Raw data:
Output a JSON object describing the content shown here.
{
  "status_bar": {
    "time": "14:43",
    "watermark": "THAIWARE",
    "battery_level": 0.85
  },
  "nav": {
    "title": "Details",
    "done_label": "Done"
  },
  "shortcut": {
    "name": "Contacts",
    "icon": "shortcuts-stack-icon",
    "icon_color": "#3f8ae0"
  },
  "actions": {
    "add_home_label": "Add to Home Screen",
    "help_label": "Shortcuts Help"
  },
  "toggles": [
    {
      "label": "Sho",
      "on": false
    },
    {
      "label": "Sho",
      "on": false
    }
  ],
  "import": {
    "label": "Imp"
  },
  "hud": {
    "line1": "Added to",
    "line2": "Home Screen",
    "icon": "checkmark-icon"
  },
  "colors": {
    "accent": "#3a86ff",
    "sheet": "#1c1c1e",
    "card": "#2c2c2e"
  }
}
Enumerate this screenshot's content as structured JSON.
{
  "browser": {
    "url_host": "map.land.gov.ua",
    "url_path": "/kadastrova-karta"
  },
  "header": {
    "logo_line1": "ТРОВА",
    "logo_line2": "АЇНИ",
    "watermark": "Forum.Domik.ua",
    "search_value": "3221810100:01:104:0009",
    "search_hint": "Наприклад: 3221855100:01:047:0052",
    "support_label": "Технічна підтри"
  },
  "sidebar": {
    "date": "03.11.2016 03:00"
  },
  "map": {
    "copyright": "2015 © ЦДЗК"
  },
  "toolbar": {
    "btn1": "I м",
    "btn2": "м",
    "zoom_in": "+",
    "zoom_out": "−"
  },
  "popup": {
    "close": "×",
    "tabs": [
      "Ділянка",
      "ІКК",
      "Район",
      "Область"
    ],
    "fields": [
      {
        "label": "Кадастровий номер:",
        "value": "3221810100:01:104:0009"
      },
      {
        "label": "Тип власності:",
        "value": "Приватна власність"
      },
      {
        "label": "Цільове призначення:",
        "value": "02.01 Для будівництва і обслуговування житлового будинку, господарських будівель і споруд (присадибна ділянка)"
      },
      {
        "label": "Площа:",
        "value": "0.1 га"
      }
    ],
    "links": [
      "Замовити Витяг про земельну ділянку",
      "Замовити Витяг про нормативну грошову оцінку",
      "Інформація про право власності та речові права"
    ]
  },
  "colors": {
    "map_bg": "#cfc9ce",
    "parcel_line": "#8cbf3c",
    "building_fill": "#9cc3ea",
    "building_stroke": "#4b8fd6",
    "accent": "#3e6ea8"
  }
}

Problem to work on:
Repeat the listing in full, keeping every line exactly as it is.

Answer to this exercise:
Output a JSON object describing the content shown here.
{
  "status_bar": {
    "time": "14:43",
    "watermark": "THAIWARE",
    "battery_level": 0.85
  },
  "nav": {
    "title": "Details",
    "done_label": "Done"
  },
  "shortcut": {
    "name": "Contacts",
    "icon": "shortcuts-stack-icon",
    "icon_color": "#3f8ae0"
  },
  "actions": {
    "add_home_label": "Add to Home Screen",
    "help_label": "Shortcuts Help"
  },
  "toggles": [
    {
      "label": "Sho",
      "on": false
    },
    {
      "label": "Sho",
      "on": false
    }
  ],
  "import": {
    "label": "Imp"
  },
  "hud": {
    "line1": "Added to",
    "line2": "Home Screen",
    "icon": "checkmark-icon"
  },
  "colors": {
    "accent": "#3a86ff",
    "sheet": "#1c1c1e",
    "card": "#2c2c2e"
  }
}
Enumerate this screenshot's content as structured JSON.
{
  "browser": {
    "url_host": "map.land.gov.ua",
    "url_path": "/kadastrova-karta"
  },
  "header": {
    "logo_line1": "ТРОВА",
    "logo_line2": "АЇНИ",
    "watermark": "Forum.Domik.ua",
    "search_value": "3221810100:01:104:0009",
    "search_hint": "Наприклад: 3221855100:01:047:0052",
    "support_label": "Технічна підтри"
  },
  "sidebar": {
    "date": "03.11.2016 03:00"
  },
  "map": {
    "copyright": "2015 © ЦДЗК"
  },
  "toolbar": {
    "btn1": "I м",
    "btn2": "м",
    "zoom_in": "+",
    "zoom_out": "−"
  },
  "popup": {
    "close": "×",
    "tabs": [
      "Ділянка",
      "ІКК",
      "Район",
      "Область"
    ],
    "fields": [
      {
        "label": "Кадастровий номер:",
        "value": "3221810100:01:104:0009"
      },
      {
        "label": "Тип власності:",
        "value": "Приватна власність"
      },
      {
        "label": "Цільове призначення:",
        "value": "02.01 Для будівництва і обслуговування житлового будинку, господарських будівель і споруд (присадибна ділянка)"
      },
      {
        "label": "Площа:",
        "value": "0.1 га"
      }
    ],
    "links": [
      "Замовити Витяг про земельну ділянку",
      "Замовити Витяг про нормативну грошову оцінку",
      "Інформація про право власності та речові права"
    ]
  },
  "colors": {
    "map_bg": "#cfc9ce",
    "parcel_line": "#8cbf3c",
    "building_fill": "#9cc3ea",
    "building_stroke": "#4b8fd6",
    "accent": "#3e6ea8"
  }
}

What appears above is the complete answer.